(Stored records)
***
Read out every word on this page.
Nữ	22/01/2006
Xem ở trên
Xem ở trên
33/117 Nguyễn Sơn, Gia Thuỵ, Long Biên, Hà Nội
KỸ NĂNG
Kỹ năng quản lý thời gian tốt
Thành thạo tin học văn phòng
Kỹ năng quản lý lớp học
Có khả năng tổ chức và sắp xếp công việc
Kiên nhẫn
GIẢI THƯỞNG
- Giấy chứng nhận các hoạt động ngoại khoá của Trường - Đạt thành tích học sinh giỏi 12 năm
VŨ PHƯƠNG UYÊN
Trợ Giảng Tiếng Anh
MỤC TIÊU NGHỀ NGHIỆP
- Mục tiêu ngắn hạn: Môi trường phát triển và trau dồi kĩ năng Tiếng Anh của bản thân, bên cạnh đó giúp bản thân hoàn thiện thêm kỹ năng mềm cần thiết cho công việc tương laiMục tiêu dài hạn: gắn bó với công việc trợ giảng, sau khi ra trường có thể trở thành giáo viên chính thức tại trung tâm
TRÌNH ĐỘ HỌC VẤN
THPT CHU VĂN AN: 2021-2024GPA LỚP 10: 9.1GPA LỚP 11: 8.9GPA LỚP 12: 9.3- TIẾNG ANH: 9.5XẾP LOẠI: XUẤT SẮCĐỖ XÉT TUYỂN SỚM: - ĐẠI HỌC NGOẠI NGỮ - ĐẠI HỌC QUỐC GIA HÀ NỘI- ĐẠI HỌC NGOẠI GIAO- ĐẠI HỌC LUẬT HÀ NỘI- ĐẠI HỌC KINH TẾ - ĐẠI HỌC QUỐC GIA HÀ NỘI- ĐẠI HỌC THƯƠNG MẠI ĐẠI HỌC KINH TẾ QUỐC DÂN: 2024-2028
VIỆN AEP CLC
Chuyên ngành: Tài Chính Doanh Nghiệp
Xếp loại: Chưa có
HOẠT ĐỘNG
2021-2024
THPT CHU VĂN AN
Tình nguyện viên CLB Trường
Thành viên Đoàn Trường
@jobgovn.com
***
Show every line in the entries where the string "quản" occurs.

Kỹ năng quản lý thời gian tốt
Kỹ năng quản lý lớp học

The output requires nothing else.